Set exercise:
Pictures stay out of your copy, but everything else in the records below must be repeated exactly.

Saved entries:

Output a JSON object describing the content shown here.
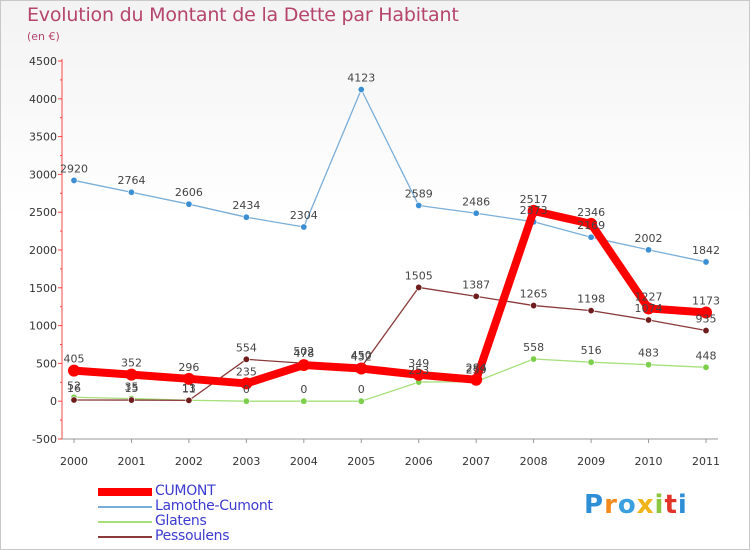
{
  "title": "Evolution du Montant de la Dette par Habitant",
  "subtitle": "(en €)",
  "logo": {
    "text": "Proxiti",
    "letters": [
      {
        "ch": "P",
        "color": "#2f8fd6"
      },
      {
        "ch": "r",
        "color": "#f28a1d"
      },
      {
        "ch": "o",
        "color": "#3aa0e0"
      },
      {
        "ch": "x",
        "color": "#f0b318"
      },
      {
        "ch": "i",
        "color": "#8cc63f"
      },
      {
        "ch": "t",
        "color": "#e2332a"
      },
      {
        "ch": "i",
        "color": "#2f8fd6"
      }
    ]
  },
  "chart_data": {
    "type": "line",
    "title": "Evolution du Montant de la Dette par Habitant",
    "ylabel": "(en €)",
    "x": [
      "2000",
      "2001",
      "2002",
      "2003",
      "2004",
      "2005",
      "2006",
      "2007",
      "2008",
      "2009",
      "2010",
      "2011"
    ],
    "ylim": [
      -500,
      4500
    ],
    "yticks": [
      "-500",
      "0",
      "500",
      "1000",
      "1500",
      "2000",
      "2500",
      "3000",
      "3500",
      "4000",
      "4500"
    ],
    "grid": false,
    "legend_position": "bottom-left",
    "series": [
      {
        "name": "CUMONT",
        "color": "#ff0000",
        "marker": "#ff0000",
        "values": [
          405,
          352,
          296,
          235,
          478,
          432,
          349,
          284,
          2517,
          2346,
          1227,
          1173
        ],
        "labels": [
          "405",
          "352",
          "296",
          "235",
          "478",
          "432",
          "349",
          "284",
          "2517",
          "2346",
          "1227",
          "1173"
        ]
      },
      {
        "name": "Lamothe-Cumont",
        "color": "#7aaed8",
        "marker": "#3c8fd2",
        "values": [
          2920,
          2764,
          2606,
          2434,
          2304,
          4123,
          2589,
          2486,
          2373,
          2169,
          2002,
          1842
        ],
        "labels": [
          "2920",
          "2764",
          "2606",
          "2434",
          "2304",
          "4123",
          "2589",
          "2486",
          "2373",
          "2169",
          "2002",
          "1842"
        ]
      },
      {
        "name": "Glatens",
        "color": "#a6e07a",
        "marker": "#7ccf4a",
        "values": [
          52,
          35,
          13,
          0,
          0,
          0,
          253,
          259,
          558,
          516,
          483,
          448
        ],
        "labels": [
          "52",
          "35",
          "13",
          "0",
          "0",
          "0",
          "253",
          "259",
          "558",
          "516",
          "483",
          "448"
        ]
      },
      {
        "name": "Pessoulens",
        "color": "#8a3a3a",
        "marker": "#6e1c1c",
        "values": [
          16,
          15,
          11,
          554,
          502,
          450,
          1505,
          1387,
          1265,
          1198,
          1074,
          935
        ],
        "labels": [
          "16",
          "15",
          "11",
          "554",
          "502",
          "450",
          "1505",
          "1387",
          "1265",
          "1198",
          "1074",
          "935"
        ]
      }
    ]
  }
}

Expected output:
Output a JSON object describing the content shown here.
{
  "title": "Evolution du Montant de la Dette par Habitant",
  "subtitle": "(en €)",
  "logo": {
    "text": "Proxiti",
    "letters": [
      {
        "ch": "P",
        "color": "#2f8fd6"
      },
      {
        "ch": "r",
        "color": "#f28a1d"
      },
      {
        "ch": "o",
        "color": "#3aa0e0"
      },
      {
        "ch": "x",
        "color": "#f0b318"
      },
      {
        "ch": "i",
        "color": "#8cc63f"
      },
      {
        "ch": "t",
        "color": "#e2332a"
      },
      {
        "ch": "i",
        "color": "#2f8fd6"
      }
    ]
  },
  "chart_data": {
    "type": "line",
    "title": "Evolution du Montant de la Dette par Habitant",
    "ylabel": "(en €)",
    "x": [
      "2000",
      "2001",
      "2002",
      "2003",
      "2004",
      "2005",
      "2006",
      "2007",
      "2008",
      "2009",
      "2010",
      "2011"
    ],
    "ylim": [
      -500,
      4500
    ],
    "yticks": [
      "-500",
      "0",
      "500",
      "1000",
      "1500",
      "2000",
      "2500",
      "3000",
      "3500",
      "4000",
      "4500"
    ],
    "grid": false,
    "legend_position": "bottom-left",
    "series": [
      {
        "name": "CUMONT",
        "color": "#ff0000",
        "marker": "#ff0000",
        "values": [
          405,
          352,
          296,
          235,
          478,
          432,
          349,
          284,
          2517,
          2346,
          1227,
          1173
        ],
        "labels": [
          "405",
          "352",
          "296",
          "235",
          "478",
          "432",
          "349",
          "284",
          "2517",
          "2346",
          "1227",
          "1173"
        ]
      },
      {
        "name": "Lamothe-Cumont",
        "color": "#7aaed8",
        "marker": "#3c8fd2",
        "values": [
          2920,
          2764,
          2606,
          2434,
          2304,
          4123,
          2589,
          2486,
          2373,
          2169,
          2002,
          1842
        ],
        "labels": [
          "2920",
          "2764",
          "2606",
          "2434",
          "2304",
          "4123",
          "2589",
          "2486",
          "2373",
          "2169",
          "2002",
          "1842"
        ]
      },
      {
        "name": "Glatens",
        "color": "#a6e07a",
        "marker": "#7ccf4a",
        "values": [
          52,
          35,
          13,
          0,
          0,
          0,
          253,
          259,
          558,
          516,
          483,
          448
        ],
        "labels": [
          "52",
          "35",
          "13",
          "0",
          "0",
          "0",
          "253",
          "259",
          "558",
          "516",
          "483",
          "448"
        ]
      },
      {
        "name": "Pessoulens",
        "color": "#8a3a3a",
        "marker": "#6e1c1c",
        "values": [
          16,
          15,
          11,
          554,
          502,
          450,
          1505,
          1387,
          1265,
          1198,
          1074,
          935
        ],
        "labels": [
          "16",
          "15",
          "11",
          "554",
          "502",
          "450",
          "1505",
          "1387",
          "1265",
          "1198",
          "1074",
          "935"
        ]
      }
    ]
  }
}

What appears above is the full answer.